*TASK PROMPT*
Write out the records below once more, exactly as they stand.

[Records excerpted from a collection]
+++++
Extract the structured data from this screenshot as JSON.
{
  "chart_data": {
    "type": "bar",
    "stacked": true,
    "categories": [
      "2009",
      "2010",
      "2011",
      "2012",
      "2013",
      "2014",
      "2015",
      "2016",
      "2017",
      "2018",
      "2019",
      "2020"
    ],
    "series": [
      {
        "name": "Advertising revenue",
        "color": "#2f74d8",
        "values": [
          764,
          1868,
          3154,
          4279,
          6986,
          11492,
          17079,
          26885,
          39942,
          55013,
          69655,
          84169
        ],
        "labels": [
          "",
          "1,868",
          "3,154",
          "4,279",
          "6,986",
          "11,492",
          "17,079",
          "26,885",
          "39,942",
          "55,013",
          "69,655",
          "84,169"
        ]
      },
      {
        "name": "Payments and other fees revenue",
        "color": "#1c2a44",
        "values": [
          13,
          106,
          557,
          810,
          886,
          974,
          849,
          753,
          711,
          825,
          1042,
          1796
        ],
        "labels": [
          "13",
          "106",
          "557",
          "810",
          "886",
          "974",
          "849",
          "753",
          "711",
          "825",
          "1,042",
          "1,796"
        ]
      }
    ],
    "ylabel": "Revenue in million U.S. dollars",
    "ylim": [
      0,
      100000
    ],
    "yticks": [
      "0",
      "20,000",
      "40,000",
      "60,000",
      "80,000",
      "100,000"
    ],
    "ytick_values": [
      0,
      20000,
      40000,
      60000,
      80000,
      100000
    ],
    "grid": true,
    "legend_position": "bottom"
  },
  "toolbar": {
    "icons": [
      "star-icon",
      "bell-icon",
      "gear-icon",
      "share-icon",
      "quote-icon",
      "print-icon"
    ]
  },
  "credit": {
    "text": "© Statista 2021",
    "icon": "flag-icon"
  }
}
+++++
*RESPONSE TO THE EXERCISE*
Extract the structured data from this screenshot as JSON.
{
  "chart_data": {
    "type": "bar",
    "stacked": true,
    "categories": [
      "2009",
      "2010",
      "2011",
      "2012",
      "2013",
      "2014",
      "2015",
      "2016",
      "2017",
      "2018",
      "2019",
      "2020"
    ],
    "series": [
      {
        "name": "Advertising revenue",
        "color": "#2f74d8",
        "values": [
          764,
          1868,
          3154,
          4279,
          6986,
          11492,
          17079,
          26885,
          39942,
          55013,
          69655,
          84169
        ],
        "labels": [
          "",
          "1,868",
          "3,154",
          "4,279",
          "6,986",
          "11,492",
          "17,079",
          "26,885",
          "39,942",
          "55,013",
          "69,655",
          "84,169"
        ]
      },
      {
        "name": "Payments and other fees revenue",
        "color": "#1c2a44",
        "values": [
          13,
          106,
          557,
          810,
          886,
          974,
          849,
          753,
          711,
          825,
          1042,
          1796
        ],
        "labels": [
          "13",
          "106",
          "557",
          "810",
          "886",
          "974",
          "849",
          "753",
          "711",
          "825",
          "1,042",
          "1,796"
        ]
      }
    ],
    "ylabel": "Revenue in million U.S. dollars",
    "ylim": [
      0,
      100000
    ],
    "yticks": [
      "0",
      "20,000",
      "40,000",
      "60,000",
      "80,000",
      "100,000"
    ],
    "ytick_values": [
      0,
      20000,
      40000,
      60000,
      80000,
      100000
    ],
    "grid": true,
    "legend_position": "bottom"
  },
  "toolbar": {
    "icons": [
      "star-icon",
      "bell-icon",
      "gear-icon",
      "share-icon",
      "quote-icon",
      "print-icon"
    ]
  },
  "credit": {
    "text": "© Statista 2021",
    "icon": "flag-icon"
  }
}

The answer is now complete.